Check each line of the data for "Registry" and select those that have it.

┄┄┄┄┄┄

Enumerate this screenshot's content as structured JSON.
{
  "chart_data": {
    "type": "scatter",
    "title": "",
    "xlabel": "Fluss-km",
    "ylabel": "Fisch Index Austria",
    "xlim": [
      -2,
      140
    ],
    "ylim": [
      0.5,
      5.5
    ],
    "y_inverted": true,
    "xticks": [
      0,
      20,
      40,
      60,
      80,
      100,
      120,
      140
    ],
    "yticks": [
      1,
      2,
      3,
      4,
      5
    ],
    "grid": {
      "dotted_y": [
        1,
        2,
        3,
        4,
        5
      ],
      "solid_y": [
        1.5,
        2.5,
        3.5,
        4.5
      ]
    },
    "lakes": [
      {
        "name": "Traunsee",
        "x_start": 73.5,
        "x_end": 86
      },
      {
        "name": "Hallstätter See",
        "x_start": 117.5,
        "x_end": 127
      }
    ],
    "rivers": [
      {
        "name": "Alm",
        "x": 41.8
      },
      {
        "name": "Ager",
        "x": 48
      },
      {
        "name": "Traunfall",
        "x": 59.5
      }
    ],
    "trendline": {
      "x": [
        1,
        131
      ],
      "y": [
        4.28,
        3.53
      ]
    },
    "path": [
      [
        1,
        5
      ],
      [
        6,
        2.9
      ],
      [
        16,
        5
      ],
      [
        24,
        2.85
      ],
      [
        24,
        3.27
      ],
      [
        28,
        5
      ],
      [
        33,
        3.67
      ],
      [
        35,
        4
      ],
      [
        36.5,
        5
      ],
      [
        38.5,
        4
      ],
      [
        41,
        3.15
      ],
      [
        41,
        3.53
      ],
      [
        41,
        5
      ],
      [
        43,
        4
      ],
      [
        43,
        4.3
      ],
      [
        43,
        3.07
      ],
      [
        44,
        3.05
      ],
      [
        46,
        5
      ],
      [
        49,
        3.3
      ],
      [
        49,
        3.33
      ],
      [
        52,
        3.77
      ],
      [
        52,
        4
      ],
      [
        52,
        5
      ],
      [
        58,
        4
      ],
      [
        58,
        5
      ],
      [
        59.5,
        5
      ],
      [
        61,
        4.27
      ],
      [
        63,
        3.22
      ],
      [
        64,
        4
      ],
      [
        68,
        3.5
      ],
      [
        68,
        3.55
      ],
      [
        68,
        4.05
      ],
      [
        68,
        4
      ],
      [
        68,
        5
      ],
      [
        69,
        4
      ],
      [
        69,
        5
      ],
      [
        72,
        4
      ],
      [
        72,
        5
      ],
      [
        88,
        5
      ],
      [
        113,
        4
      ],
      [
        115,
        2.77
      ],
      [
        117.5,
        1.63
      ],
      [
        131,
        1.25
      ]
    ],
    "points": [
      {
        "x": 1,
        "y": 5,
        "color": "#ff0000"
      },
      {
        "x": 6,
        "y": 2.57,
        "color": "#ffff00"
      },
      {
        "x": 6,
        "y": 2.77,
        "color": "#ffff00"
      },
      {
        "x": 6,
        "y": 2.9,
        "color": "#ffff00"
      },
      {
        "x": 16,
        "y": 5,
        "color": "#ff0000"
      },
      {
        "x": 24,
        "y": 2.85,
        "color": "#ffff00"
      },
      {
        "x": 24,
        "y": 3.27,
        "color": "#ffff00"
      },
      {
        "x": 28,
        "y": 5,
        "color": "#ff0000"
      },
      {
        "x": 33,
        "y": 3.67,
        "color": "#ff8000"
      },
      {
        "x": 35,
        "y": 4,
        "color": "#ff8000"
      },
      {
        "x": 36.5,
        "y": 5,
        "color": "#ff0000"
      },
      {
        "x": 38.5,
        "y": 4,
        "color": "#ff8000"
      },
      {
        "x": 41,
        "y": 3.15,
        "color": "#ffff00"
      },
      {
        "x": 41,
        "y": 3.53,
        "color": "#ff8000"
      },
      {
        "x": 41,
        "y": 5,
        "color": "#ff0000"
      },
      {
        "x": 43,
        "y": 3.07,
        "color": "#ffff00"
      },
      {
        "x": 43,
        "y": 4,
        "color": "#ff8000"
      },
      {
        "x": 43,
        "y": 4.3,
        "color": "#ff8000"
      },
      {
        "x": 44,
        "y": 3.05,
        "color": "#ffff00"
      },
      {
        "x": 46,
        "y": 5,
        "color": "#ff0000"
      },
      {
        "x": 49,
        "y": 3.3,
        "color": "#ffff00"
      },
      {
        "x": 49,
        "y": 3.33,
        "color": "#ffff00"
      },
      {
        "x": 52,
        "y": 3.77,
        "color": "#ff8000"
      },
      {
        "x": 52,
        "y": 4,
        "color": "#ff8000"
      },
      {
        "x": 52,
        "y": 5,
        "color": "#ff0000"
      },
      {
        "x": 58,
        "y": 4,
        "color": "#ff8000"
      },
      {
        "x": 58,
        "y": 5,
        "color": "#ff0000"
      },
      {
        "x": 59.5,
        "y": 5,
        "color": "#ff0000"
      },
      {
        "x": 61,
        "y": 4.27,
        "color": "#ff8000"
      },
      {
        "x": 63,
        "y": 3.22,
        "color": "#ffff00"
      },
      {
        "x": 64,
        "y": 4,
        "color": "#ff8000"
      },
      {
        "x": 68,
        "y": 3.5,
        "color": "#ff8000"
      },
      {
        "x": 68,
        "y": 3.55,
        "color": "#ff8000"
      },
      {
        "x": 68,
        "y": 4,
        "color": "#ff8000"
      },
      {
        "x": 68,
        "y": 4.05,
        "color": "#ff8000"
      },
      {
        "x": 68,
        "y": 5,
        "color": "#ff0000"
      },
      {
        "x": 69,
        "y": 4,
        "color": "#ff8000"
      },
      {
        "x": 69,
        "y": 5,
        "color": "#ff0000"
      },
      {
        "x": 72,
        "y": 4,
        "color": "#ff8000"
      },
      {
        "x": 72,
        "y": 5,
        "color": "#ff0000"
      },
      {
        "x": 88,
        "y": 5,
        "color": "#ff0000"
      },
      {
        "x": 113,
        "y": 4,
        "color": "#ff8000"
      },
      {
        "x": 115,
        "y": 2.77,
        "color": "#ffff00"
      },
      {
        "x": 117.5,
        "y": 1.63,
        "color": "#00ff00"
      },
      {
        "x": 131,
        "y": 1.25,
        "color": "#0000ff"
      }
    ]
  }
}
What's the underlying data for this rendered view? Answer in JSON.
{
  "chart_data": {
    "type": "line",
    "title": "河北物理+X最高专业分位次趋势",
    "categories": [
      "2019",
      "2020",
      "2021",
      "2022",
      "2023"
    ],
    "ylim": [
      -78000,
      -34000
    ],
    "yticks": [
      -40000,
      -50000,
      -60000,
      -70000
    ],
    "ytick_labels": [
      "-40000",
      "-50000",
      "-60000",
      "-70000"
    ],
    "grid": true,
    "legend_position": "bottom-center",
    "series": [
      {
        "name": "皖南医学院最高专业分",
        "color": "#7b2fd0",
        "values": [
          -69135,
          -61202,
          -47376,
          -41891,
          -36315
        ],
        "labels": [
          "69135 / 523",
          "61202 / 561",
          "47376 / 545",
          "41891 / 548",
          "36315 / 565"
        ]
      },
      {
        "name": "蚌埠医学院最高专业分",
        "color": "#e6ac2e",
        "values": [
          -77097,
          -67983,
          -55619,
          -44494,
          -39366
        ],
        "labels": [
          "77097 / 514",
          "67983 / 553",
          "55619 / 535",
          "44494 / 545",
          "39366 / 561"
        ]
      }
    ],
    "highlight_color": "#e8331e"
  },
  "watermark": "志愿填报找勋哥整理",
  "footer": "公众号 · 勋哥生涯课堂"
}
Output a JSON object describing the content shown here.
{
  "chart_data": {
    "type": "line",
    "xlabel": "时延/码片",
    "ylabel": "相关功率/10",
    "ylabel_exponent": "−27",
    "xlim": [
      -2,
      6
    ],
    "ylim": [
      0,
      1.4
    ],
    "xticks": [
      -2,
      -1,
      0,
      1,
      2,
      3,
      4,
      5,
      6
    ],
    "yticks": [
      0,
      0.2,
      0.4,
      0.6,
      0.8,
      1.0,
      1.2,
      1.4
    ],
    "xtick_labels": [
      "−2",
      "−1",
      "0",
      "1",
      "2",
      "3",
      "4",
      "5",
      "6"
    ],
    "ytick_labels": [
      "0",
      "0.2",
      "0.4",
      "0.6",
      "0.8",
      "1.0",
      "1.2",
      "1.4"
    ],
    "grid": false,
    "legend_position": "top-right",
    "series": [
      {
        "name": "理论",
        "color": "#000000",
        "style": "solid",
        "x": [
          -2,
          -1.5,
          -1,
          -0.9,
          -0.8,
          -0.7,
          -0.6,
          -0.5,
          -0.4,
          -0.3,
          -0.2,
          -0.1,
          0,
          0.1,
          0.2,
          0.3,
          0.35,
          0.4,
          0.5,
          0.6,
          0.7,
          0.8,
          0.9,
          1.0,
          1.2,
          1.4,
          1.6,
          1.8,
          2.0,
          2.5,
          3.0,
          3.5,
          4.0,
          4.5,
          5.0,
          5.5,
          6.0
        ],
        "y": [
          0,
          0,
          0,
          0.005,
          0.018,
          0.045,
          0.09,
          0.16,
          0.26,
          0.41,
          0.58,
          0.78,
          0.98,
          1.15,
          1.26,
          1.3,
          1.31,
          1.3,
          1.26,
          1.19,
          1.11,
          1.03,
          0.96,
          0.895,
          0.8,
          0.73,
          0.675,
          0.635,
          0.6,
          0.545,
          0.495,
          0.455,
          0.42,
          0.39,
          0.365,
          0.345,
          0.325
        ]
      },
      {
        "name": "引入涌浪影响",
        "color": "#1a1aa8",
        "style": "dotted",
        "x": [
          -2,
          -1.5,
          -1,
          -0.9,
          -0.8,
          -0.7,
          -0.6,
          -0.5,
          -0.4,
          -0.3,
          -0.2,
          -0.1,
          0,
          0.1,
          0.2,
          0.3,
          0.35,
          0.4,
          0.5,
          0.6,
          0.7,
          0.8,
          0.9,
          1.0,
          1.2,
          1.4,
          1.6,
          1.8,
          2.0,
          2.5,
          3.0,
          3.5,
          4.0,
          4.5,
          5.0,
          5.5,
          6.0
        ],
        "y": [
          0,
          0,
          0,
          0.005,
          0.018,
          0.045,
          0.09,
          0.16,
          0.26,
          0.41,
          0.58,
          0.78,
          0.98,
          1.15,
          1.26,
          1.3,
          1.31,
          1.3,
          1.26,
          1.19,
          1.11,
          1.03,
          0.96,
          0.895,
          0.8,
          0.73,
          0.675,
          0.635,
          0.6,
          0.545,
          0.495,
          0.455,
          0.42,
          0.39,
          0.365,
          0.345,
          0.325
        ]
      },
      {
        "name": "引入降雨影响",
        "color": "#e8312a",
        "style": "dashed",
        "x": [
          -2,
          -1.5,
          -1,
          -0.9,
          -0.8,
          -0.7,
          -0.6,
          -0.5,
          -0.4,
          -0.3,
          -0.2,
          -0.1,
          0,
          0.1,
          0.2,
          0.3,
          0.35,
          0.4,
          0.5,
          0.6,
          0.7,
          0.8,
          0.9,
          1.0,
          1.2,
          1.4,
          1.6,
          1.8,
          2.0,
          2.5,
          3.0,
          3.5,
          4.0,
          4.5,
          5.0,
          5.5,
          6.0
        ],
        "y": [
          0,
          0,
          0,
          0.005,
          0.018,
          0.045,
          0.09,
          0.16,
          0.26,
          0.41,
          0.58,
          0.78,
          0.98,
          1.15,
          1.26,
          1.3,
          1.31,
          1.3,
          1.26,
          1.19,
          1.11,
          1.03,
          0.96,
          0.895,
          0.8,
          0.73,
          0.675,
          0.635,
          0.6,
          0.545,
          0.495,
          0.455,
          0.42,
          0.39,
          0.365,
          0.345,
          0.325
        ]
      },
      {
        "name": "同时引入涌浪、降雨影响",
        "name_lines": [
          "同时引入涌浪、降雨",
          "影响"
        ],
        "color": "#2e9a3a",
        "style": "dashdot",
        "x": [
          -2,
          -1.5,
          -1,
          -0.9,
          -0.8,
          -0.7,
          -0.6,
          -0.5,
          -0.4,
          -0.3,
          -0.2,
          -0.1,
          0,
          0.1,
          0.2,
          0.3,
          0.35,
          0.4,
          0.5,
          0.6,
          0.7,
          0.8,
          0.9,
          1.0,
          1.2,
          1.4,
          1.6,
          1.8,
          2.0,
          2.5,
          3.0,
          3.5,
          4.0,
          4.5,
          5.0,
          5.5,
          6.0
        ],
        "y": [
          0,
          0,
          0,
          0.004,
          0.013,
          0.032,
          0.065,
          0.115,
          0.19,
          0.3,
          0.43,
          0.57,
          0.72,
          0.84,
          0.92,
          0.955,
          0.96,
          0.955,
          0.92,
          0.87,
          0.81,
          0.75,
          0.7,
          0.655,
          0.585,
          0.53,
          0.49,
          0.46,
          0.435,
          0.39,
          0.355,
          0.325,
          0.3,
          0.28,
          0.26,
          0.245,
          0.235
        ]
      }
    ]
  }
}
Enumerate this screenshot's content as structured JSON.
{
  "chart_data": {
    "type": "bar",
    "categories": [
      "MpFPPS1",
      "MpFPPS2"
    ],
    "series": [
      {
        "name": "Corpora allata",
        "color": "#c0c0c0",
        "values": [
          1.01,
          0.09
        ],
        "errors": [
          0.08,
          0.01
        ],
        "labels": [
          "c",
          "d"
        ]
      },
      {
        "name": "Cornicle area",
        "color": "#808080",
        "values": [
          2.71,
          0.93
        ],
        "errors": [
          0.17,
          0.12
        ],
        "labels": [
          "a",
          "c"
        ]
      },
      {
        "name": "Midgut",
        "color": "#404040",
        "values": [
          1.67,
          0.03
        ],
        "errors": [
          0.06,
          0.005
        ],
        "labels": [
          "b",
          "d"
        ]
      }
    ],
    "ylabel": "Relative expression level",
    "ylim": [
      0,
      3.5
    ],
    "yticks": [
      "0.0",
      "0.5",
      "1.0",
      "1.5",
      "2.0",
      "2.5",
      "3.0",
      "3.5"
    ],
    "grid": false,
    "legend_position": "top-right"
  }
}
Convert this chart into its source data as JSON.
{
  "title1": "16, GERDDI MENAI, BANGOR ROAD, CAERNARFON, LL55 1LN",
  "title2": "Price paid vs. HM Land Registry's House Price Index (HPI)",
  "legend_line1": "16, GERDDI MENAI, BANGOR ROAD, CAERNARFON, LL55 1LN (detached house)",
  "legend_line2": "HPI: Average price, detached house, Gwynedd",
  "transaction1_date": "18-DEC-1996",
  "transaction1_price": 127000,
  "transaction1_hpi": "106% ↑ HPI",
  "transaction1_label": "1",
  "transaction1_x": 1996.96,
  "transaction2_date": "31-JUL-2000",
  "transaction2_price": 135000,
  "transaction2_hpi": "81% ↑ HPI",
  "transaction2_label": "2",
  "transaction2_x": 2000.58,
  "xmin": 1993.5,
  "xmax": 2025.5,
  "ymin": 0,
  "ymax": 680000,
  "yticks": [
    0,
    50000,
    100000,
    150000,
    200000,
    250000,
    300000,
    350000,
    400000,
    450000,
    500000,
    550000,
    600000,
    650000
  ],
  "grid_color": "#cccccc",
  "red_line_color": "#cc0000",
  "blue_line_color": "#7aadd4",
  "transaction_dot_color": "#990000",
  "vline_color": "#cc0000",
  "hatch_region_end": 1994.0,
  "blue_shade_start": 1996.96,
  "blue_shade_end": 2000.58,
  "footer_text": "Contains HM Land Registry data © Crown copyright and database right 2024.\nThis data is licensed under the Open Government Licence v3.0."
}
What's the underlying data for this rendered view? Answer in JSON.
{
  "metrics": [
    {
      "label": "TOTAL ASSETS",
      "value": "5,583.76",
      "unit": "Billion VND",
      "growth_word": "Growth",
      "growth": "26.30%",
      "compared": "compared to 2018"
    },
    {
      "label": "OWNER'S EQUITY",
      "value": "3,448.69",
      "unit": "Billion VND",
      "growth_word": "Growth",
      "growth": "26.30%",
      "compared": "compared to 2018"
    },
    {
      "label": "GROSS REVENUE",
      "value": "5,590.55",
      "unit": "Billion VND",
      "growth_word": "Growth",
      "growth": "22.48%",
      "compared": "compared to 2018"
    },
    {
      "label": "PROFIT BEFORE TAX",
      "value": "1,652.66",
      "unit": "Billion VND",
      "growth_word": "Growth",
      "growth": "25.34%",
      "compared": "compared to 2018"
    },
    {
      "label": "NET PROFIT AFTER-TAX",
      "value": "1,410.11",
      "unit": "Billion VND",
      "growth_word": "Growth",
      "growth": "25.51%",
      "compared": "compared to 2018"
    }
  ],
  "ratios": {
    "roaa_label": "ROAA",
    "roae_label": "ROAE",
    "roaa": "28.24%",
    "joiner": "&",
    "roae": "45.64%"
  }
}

┄┄┄┄┄┄

## Answer to the problem
  "title2": "Price paid vs. HM Land Registry's House Price Index (HPI)",
  "footer_text": "Contains HM Land Registry data © Crown copyright and database right 2024.\nThis data is licensed under the Open Government Licence v3.0."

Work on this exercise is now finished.